[Entries from a visual dataset]
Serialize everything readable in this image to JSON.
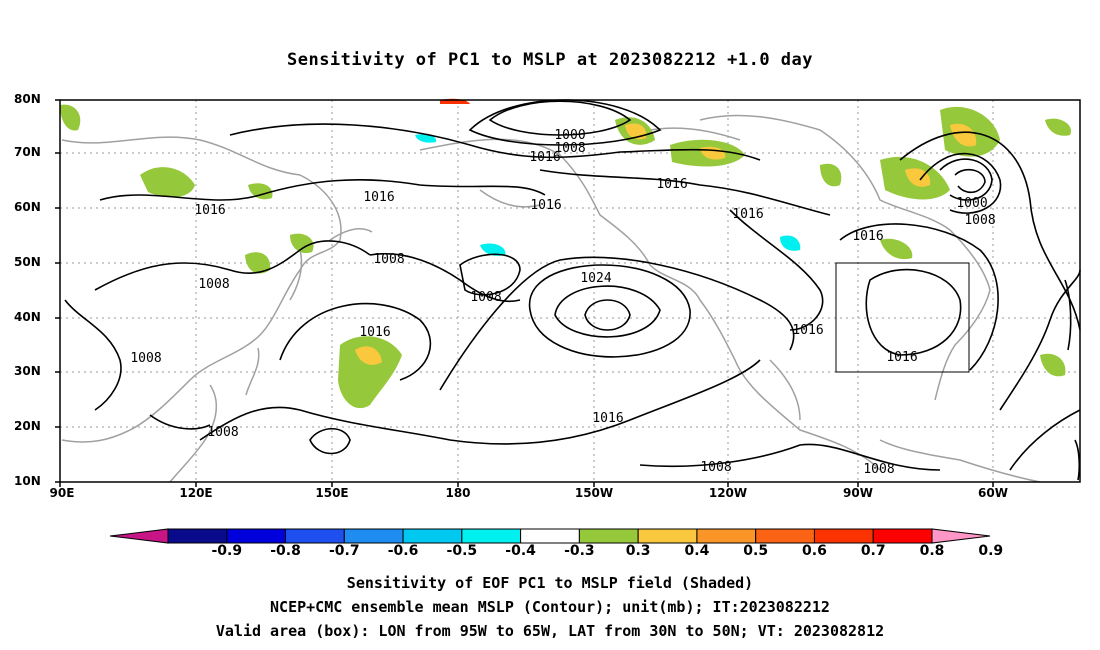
{
  "title": "Sensitivity of PC1 to MSLP at 2023082212 +1.0 day",
  "lat_labels": [
    "80N",
    "70N",
    "60N",
    "50N",
    "40N",
    "30N",
    "20N",
    "10N"
  ],
  "lon_labels": [
    "90E",
    "120E",
    "150E",
    "180",
    "150W",
    "120W",
    "90W",
    "60W"
  ],
  "contour_labels": [
    "1000",
    "1008",
    "1016",
    "1016",
    "1016",
    "1016",
    "1016",
    "1016",
    "1000",
    "1008",
    "1016",
    "1008",
    "1008",
    "1008",
    "1024",
    "1016",
    "1016",
    "1016",
    "1008",
    "1008",
    "1008",
    "1008",
    "1016"
  ],
  "colorbar": {
    "labels": [
      "-0.9",
      "-0.8",
      "-0.7",
      "-0.6",
      "-0.5",
      "-0.4",
      "-0.3",
      "0.3",
      "0.4",
      "0.5",
      "0.6",
      "0.7",
      "0.8",
      "0.9"
    ],
    "colors": [
      "#c71585",
      "#0a0a8c",
      "#0000dc",
      "#1e50f0",
      "#1e8cf0",
      "#00c8f0",
      "#00f0f0",
      "#ffffff",
      "#96c83c",
      "#fac83c",
      "#fa9628",
      "#fa6414",
      "#fa3200",
      "#ff0000",
      "#ff96c8"
    ]
  },
  "captions": [
    "Sensitivity of EOF PC1 to MSLP field (Shaded)",
    "NCEP+CMC ensemble mean MSLP (Contour); unit(mb); IT:2023082212",
    "Valid area (box): LON from 95W to 65W, LAT from 30N to 50N; VT: 2023082812"
  ]
}
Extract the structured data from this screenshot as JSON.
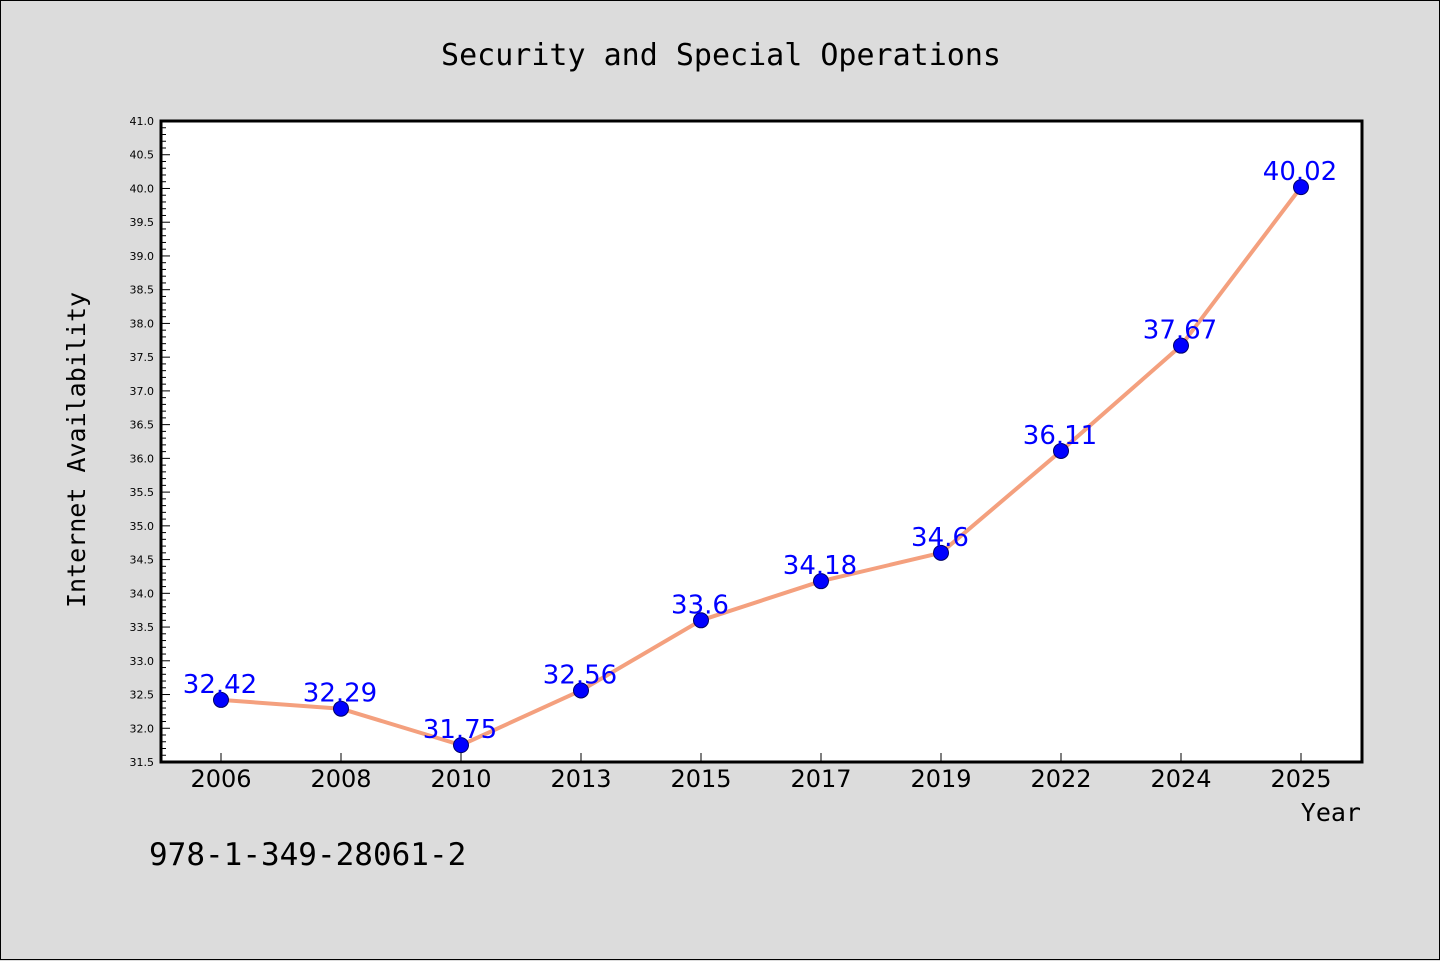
{
  "footer": "978-1-349-28061-2",
  "colors": {
    "background": "#dcdcdc",
    "line": "#f4a07e",
    "marker": "#0000ff",
    "data_label": "#0000ff"
  },
  "chart_data": {
    "type": "line",
    "title": "Security and Special Operations",
    "xlabel": "Year",
    "ylabel": "Internet Availability",
    "categories": [
      "2006",
      "2008",
      "2010",
      "2013",
      "2015",
      "2017",
      "2019",
      "2022",
      "2024",
      "2025"
    ],
    "series": [
      {
        "values": [
          32.42,
          32.29,
          31.75,
          32.56,
          33.6,
          34.18,
          34.6,
          36.11,
          37.67,
          40.02
        ],
        "labels": [
          "32.42",
          "32.29",
          "31.75",
          "32.56",
          "33.6",
          "34.18",
          "34.6",
          "36.11",
          "37.67",
          "40.02"
        ]
      }
    ],
    "ylim": [
      31.5,
      41.0
    ],
    "yticks": [
      "31.5",
      "32.0",
      "32.5",
      "33.0",
      "33.5",
      "34.0",
      "34.5",
      "35.0",
      "35.5",
      "36.0",
      "36.5",
      "37.0",
      "37.5",
      "38.0",
      "38.5",
      "39.0",
      "39.5",
      "40.0",
      "40.5",
      "41.0"
    ],
    "grid": false,
    "legend": "none"
  }
}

CHALLENGE: Your task is an exact transcription of all the data, minus the pictures.

THE RESULT:
Serialize everything readable in this image to JSON.
{
  "title": "Sensitivity of PC1 to MSLP at 2023082212 +1.0 day",
  "lat_labels": [
    "80N",
    "70N",
    "60N",
    "50N",
    "40N",
    "30N",
    "20N",
    "10N"
  ],
  "lon_labels": [
    "90E",
    "120E",
    "150E",
    "180",
    "150W",
    "120W",
    "90W",
    "60W"
  ],
  "contour_labels": [
    "1000",
    "1008",
    "1016",
    "1016",
    "1016",
    "1016",
    "1016",
    "1016",
    "1000",
    "1008",
    "1016",
    "1008",
    "1008",
    "1008",
    "1024",
    "1016",
    "1016",
    "1016",
    "1008",
    "1008",
    "1008",
    "1008",
    "1016"
  ],
  "colorbar": {
    "labels": [
      "-0.9",
      "-0.8",
      "-0.7",
      "-0.6",
      "-0.5",
      "-0.4",
      "-0.3",
      "0.3",
      "0.4",
      "0.5",
      "0.6",
      "0.7",
      "0.8",
      "0.9"
    ],
    "colors": [
      "#c71585",
      "#0a0a8c",
      "#0000dc",
      "#1e50f0",
      "#1e8cf0",
      "#00c8f0",
      "#00f0f0",
      "#ffffff",
      "#96c83c",
      "#fac83c",
      "#fa9628",
      "#fa6414",
      "#fa3200",
      "#ff0000",
      "#ff96c8"
    ]
  },
  "captions": [
    "Sensitivity of EOF PC1 to MSLP field (Shaded)",
    "NCEP+CMC ensemble mean MSLP (Contour); unit(mb); IT:2023082212",
    "Valid area (box): LON from 95W to 65W, LAT from 30N to 50N; VT: 2023082812"
  ]
}
Extract the structured data from this screenshot as JSON.
{
  "footer": "978-1-349-28061-2",
  "colors": {
    "background": "#dcdcdc",
    "line": "#f4a07e",
    "marker": "#0000ff",
    "data_label": "#0000ff"
  },
  "chart_data": {
    "type": "line",
    "title": "Security and Special Operations",
    "xlabel": "Year",
    "ylabel": "Internet Availability",
    "categories": [
      "2006",
      "2008",
      "2010",
      "2013",
      "2015",
      "2017",
      "2019",
      "2022",
      "2024",
      "2025"
    ],
    "series": [
      {
        "values": [
          32.42,
          32.29,
          31.75,
          32.56,
          33.6,
          34.18,
          34.6,
          36.11,
          37.67,
          40.02
        ],
        "labels": [
          "32.42",
          "32.29",
          "31.75",
          "32.56",
          "33.6",
          "34.18",
          "34.6",
          "36.11",
          "37.67",
          "40.02"
        ]
      }
    ],
    "ylim": [
      31.5,
      41.0
    ],
    "yticks": [
      "31.5",
      "32.0",
      "32.5",
      "33.0",
      "33.5",
      "34.0",
      "34.5",
      "35.0",
      "35.5",
      "36.0",
      "36.5",
      "37.0",
      "37.5",
      "38.0",
      "38.5",
      "39.0",
      "39.5",
      "40.0",
      "40.5",
      "41.0"
    ],
    "grid": false,
    "legend": "none"
  }
}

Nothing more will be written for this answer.